(Dataset rows about figures)
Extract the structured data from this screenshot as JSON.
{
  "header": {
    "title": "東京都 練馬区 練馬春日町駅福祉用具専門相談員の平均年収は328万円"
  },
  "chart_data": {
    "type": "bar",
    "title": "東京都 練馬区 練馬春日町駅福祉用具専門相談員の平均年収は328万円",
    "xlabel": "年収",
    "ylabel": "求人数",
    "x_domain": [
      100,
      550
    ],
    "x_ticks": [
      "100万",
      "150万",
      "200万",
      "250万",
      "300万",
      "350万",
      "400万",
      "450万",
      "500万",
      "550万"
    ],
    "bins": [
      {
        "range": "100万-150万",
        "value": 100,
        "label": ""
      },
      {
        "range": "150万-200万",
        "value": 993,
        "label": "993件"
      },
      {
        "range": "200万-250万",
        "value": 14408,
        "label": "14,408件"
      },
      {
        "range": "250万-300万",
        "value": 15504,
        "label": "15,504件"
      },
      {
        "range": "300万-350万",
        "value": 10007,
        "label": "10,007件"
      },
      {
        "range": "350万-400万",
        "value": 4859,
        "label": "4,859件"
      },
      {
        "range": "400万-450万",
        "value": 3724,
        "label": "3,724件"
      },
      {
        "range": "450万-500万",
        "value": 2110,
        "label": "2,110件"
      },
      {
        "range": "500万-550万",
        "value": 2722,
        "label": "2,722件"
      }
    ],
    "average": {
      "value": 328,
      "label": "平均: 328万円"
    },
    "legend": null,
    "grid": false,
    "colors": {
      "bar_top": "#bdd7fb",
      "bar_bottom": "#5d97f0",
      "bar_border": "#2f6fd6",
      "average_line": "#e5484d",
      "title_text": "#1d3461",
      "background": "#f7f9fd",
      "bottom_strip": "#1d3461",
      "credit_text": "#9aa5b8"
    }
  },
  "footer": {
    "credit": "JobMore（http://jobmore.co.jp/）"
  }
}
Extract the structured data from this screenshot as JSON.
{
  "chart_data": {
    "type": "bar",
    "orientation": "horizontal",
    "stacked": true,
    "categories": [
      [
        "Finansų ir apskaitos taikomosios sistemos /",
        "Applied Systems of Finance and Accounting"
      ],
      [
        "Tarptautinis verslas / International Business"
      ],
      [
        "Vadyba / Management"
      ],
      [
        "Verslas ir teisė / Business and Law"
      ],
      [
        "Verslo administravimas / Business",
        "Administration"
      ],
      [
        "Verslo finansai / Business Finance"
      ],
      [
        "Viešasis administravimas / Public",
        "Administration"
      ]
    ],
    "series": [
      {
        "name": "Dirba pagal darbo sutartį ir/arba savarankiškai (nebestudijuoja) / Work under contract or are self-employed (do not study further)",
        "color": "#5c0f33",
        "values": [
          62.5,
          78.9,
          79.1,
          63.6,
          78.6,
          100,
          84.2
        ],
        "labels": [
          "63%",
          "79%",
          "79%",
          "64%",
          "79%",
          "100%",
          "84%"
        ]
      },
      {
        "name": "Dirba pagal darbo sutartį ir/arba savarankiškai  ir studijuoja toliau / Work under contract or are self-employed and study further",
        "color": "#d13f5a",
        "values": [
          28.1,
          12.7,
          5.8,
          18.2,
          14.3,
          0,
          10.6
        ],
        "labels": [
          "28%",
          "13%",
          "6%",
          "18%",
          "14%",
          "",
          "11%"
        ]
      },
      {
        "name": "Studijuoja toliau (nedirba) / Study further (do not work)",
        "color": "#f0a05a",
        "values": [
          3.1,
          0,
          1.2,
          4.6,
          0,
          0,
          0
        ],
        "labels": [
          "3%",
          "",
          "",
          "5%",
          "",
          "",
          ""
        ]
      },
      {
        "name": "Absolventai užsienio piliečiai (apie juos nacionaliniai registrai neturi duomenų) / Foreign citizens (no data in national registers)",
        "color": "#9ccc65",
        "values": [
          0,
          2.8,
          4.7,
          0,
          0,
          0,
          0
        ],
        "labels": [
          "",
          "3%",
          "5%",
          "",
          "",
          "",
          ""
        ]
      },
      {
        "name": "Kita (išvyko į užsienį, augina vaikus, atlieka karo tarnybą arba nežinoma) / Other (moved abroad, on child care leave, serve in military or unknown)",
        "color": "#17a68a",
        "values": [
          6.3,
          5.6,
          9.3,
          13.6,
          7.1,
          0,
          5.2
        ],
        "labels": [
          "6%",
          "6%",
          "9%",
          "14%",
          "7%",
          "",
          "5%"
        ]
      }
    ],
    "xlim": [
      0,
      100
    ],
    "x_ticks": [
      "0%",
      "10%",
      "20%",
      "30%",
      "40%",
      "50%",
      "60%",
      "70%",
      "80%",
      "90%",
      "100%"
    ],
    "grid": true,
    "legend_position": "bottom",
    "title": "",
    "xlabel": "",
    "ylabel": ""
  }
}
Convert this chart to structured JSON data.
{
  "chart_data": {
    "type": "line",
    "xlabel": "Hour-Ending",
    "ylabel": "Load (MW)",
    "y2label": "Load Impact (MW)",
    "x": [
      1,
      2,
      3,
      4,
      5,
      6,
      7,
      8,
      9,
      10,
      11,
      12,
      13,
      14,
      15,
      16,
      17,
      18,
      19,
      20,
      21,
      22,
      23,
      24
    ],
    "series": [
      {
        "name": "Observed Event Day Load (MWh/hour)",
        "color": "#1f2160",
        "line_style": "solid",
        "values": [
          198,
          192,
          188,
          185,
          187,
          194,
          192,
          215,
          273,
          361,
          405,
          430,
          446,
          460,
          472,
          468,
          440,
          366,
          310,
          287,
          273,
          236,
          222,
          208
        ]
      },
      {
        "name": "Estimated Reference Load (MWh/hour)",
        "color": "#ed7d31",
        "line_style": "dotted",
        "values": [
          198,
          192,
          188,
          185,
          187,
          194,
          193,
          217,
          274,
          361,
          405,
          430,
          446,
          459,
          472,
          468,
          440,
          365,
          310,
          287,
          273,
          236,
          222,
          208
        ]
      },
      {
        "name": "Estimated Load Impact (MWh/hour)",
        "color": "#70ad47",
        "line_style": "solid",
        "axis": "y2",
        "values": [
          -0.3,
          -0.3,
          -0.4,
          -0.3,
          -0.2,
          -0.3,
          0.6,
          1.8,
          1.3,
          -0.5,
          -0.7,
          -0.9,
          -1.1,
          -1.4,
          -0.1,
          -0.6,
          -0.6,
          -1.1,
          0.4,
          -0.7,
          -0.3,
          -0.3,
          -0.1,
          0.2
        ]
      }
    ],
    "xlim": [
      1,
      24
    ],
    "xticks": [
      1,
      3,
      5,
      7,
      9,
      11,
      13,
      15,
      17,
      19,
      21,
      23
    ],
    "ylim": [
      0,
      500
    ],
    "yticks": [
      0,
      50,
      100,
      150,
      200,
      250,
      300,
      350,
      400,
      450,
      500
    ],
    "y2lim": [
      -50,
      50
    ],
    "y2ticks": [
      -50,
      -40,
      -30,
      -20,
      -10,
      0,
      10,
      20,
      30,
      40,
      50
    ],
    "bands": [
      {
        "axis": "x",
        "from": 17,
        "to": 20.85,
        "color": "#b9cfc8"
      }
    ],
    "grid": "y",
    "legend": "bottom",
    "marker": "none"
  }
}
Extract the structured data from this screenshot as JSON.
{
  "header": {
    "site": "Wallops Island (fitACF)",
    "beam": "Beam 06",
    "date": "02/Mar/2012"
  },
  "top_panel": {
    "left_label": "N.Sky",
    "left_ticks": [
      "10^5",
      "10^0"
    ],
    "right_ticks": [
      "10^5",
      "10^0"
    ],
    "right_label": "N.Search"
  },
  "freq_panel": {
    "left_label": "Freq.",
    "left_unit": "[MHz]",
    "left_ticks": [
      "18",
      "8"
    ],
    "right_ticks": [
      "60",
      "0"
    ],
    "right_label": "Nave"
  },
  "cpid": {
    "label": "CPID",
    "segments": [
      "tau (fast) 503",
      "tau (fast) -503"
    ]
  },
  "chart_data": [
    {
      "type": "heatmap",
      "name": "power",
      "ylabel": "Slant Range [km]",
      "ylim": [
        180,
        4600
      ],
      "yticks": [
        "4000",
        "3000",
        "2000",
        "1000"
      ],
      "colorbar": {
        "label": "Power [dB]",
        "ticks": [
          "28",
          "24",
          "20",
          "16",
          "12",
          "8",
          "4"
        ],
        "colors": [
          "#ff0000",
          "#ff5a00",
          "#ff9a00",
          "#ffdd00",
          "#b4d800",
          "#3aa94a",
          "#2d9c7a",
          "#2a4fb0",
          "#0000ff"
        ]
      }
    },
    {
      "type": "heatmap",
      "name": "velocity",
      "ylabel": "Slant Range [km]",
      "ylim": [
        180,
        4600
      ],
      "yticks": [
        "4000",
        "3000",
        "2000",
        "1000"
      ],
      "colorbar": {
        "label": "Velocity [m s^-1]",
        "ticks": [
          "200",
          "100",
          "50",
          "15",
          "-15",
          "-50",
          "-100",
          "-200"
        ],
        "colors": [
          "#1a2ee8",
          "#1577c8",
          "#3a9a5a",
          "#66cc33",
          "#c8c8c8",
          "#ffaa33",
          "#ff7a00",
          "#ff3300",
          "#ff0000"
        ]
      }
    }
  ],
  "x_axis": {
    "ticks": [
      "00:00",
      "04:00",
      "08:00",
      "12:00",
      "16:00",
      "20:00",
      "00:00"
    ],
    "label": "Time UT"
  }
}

*Requirement:*
For the entries shown above, give the number of lines that include the word "Estimated", without any other text.

*Reply to the exercise:*
2